▶ _Required work_
Calculate how many lines in the following records hold the word "Shift", and report that number without comment.

[BEGIN Given records]

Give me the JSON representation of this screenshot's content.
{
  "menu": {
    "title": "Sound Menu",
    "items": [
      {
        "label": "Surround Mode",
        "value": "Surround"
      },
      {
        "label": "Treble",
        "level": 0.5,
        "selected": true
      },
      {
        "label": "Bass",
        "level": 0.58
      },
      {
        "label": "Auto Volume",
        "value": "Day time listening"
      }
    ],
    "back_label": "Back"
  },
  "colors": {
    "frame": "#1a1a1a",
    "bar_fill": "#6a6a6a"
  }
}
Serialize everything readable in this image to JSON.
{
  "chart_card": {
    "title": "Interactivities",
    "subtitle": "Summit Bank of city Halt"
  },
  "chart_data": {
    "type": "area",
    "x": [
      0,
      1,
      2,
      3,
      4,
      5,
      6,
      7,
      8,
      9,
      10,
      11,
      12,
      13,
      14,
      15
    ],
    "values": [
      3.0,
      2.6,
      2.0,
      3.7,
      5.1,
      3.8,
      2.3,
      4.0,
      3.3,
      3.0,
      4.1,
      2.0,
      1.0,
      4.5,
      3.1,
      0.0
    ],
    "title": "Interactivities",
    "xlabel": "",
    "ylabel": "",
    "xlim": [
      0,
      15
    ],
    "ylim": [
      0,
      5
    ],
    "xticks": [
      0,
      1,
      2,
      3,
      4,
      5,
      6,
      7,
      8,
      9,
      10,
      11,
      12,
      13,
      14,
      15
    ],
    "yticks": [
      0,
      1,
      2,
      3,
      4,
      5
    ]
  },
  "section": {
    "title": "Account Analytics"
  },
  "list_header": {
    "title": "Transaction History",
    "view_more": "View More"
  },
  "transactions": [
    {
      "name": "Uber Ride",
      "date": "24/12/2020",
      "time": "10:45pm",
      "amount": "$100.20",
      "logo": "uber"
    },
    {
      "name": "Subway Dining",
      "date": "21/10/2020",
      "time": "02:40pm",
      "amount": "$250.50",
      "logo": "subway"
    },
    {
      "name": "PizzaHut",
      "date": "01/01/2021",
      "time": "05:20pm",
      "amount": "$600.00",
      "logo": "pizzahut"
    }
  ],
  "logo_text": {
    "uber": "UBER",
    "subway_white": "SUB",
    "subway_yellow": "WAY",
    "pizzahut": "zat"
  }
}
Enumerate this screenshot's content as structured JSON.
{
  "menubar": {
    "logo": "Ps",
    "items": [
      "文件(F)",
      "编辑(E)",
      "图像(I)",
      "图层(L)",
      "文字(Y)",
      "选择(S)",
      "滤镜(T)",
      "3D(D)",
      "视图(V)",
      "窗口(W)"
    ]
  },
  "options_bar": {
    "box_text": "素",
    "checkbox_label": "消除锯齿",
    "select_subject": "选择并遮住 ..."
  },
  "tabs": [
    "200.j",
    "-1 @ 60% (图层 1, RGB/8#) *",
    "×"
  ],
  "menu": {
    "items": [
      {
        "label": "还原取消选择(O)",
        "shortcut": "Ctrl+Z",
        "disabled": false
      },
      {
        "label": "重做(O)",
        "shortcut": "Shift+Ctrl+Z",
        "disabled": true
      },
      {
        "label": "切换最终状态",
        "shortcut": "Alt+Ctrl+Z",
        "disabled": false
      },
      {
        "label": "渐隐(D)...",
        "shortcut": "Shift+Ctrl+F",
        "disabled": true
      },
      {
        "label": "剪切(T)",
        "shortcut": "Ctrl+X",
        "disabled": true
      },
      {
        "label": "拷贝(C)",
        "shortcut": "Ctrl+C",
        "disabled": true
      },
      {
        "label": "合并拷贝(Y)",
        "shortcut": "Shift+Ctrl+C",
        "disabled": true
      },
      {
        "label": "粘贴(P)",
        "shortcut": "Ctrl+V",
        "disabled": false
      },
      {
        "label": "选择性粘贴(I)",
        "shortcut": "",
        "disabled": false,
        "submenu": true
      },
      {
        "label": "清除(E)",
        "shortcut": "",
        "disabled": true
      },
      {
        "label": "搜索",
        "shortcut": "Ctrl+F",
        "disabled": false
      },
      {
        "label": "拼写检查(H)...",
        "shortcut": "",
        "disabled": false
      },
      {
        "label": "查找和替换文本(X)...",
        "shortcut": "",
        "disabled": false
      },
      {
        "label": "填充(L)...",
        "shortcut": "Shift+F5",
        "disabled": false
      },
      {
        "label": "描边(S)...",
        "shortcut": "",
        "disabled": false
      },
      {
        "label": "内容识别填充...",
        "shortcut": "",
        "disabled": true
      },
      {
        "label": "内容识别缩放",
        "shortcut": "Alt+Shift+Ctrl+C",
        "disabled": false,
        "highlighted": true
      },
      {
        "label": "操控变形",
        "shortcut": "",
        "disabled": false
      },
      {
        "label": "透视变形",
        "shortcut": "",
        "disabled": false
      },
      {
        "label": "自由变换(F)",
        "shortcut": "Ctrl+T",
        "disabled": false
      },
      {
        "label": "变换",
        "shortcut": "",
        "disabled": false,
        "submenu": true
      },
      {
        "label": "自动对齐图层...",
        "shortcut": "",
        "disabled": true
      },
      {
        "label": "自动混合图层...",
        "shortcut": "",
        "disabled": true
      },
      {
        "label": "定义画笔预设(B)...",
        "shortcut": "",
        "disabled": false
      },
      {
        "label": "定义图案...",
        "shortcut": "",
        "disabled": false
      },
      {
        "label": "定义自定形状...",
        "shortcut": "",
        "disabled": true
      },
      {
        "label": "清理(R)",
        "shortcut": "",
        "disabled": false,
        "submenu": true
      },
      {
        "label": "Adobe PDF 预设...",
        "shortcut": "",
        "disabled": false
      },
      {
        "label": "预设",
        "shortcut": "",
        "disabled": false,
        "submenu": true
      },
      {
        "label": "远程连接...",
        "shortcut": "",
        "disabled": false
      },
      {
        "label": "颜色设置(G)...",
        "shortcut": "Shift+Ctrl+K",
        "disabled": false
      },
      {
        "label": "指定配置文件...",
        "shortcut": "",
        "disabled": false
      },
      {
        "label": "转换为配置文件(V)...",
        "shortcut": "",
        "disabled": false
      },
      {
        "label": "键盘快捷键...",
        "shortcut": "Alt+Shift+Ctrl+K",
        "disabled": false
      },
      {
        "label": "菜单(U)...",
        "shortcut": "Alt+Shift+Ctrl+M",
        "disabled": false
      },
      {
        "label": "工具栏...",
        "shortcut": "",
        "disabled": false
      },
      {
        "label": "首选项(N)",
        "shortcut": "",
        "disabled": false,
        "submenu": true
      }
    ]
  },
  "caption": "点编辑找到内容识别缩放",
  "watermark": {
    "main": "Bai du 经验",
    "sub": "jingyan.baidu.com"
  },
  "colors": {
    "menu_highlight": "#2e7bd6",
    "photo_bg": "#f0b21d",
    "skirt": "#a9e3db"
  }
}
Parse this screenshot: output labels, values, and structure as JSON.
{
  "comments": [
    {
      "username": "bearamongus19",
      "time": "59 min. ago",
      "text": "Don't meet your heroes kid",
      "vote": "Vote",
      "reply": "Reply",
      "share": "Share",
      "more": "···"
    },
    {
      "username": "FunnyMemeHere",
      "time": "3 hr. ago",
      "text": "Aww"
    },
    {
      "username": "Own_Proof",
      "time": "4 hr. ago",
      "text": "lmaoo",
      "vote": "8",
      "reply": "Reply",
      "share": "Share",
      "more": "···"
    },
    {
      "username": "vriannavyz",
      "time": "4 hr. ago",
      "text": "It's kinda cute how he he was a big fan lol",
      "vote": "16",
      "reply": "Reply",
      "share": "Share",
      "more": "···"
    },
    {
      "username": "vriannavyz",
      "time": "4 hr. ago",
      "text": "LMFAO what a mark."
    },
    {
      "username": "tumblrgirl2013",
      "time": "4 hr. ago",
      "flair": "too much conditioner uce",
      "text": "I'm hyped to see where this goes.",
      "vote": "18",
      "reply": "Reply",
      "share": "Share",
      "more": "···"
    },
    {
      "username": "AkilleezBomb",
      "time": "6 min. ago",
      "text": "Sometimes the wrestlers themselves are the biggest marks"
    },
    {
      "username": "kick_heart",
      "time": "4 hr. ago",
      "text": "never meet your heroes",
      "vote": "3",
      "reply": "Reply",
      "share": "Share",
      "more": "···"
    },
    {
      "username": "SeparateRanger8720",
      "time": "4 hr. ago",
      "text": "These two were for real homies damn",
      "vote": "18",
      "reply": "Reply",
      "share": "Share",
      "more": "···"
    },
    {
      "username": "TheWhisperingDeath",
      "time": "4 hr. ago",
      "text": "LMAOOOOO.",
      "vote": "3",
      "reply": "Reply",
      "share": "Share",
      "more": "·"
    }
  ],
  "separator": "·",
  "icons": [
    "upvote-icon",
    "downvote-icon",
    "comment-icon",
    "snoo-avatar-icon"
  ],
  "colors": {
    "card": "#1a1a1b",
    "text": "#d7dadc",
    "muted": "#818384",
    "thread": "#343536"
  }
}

[END Given records]

▶ _Reply_
8